__Task description__
In the entries below, filter for the word "ylabel" and copy every matching line.

[Records drawn from a dataset]
**********

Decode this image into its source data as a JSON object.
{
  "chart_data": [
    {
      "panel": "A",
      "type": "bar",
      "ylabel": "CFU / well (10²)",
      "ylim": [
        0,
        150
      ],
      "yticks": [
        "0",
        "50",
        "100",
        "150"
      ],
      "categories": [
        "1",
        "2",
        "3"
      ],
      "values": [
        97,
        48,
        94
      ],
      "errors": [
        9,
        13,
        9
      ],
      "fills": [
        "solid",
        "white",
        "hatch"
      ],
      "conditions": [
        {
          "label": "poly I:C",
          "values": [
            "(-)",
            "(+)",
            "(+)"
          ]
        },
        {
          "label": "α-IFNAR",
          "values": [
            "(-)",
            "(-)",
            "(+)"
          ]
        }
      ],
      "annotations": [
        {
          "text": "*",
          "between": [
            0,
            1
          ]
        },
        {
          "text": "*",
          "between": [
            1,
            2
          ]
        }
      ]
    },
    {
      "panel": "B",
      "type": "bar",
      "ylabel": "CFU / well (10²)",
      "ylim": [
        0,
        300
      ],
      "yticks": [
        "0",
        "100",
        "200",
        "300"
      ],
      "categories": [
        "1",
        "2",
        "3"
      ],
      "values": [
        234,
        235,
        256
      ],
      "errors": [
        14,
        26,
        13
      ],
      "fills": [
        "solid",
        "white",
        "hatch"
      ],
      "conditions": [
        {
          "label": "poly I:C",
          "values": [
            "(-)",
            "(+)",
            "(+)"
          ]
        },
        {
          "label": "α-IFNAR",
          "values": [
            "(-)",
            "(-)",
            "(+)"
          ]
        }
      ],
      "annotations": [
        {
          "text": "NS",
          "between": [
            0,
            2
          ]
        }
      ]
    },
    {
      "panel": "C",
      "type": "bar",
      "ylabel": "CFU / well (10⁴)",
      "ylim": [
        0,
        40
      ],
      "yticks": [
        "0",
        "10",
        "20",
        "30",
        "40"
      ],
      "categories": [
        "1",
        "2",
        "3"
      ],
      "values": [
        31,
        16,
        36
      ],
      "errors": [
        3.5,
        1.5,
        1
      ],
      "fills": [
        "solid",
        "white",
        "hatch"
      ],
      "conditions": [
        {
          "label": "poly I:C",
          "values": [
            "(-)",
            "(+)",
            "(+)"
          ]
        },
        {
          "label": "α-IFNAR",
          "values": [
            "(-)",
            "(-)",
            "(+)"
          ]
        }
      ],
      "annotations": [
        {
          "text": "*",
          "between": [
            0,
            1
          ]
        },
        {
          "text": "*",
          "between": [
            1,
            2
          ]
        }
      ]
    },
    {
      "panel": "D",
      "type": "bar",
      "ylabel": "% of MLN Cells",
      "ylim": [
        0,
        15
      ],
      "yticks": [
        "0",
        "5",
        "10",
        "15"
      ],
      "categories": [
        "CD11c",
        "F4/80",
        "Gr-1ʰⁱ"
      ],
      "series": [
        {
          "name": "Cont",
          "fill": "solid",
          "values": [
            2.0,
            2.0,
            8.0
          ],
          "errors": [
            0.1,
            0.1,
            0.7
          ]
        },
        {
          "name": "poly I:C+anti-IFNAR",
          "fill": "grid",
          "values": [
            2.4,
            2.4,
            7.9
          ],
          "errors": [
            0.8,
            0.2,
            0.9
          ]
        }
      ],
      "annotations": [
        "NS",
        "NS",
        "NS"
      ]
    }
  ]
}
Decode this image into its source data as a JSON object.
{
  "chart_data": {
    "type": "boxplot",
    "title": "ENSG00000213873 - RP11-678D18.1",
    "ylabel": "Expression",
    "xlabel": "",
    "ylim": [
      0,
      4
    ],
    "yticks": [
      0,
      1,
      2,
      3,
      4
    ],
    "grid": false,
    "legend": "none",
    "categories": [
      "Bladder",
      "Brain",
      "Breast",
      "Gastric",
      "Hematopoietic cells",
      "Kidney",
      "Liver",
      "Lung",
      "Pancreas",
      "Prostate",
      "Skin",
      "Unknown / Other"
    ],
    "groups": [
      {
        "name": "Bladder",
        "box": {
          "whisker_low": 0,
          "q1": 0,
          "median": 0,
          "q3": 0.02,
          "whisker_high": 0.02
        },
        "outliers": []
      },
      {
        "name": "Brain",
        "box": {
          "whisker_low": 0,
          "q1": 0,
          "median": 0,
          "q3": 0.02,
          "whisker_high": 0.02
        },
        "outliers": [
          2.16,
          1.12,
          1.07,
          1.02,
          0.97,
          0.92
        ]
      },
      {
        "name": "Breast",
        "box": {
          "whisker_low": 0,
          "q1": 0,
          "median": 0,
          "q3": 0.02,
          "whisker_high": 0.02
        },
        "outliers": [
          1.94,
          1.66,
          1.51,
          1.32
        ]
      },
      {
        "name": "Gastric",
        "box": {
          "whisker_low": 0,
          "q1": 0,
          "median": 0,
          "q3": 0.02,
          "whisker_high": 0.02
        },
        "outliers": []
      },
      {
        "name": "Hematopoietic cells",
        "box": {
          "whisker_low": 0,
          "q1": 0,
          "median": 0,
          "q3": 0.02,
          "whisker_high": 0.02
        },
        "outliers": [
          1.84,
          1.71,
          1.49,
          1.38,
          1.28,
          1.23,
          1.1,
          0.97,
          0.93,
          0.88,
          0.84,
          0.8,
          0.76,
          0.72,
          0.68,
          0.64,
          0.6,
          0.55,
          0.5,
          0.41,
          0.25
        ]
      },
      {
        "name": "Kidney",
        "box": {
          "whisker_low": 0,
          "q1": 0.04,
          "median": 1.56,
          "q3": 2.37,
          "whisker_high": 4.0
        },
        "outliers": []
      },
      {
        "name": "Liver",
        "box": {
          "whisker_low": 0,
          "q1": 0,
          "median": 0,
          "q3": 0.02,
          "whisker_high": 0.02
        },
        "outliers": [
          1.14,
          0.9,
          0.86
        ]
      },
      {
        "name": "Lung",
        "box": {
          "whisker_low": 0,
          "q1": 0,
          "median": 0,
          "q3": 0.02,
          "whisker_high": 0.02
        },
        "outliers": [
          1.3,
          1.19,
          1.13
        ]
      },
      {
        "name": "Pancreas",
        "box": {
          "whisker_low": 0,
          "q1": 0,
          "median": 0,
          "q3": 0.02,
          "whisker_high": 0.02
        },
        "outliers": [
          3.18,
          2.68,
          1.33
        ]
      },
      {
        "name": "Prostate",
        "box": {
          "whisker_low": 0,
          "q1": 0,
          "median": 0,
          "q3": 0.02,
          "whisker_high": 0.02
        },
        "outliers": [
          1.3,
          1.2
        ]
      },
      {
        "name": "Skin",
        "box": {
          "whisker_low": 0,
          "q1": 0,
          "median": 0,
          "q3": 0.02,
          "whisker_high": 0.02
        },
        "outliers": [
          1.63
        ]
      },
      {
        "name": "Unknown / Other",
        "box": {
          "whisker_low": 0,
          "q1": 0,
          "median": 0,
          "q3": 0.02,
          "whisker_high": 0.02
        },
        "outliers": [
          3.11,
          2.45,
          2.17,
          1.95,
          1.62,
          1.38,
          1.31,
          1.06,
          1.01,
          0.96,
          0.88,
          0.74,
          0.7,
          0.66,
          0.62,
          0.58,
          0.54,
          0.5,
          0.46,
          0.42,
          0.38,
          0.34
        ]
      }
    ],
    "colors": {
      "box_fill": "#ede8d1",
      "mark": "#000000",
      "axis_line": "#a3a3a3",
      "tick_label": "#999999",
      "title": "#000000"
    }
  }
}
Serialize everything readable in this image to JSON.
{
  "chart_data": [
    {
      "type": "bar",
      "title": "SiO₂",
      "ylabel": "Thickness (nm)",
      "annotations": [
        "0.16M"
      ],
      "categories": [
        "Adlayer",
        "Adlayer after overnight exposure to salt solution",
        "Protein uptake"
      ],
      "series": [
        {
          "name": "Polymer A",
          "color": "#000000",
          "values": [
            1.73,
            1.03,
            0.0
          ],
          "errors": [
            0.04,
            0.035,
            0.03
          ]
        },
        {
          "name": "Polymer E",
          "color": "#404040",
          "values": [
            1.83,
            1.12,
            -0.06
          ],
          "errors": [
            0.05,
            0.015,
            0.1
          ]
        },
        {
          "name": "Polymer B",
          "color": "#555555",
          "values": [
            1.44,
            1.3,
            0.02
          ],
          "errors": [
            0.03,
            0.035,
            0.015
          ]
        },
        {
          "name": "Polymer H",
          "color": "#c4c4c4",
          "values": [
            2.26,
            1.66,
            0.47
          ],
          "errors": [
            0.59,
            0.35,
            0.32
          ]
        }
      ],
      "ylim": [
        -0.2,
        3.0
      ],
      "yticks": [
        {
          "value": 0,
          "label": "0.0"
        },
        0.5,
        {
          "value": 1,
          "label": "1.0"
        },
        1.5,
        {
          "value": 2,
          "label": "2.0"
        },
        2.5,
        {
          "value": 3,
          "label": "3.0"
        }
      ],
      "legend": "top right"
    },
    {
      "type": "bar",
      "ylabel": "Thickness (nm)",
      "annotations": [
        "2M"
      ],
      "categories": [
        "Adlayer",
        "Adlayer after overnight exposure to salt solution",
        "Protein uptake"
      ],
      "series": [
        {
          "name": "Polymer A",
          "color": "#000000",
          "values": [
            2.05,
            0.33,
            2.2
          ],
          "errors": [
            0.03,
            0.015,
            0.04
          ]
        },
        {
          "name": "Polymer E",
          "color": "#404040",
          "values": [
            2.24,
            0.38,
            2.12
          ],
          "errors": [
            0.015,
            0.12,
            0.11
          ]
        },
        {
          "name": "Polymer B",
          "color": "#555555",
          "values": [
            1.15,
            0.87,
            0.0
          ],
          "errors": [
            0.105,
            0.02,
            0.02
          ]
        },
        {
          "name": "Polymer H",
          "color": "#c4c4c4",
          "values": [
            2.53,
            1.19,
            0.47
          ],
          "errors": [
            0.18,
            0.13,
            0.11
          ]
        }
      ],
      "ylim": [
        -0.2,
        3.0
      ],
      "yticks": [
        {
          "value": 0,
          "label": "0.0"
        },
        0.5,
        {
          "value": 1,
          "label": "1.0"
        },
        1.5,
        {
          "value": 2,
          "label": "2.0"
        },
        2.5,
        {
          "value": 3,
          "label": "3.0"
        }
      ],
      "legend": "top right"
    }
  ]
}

**********

__Result for this task__
      "ylabel": "CFU / well (10²)",
      "ylabel": "CFU / well (10²)",
      "ylabel": "CFU / well (10⁴)",
      "ylabel": "% of MLN Cells",
    "ylabel": "Expression",
      "ylabel": "Thickness (nm)",
      "ylabel": "Thickness (nm)",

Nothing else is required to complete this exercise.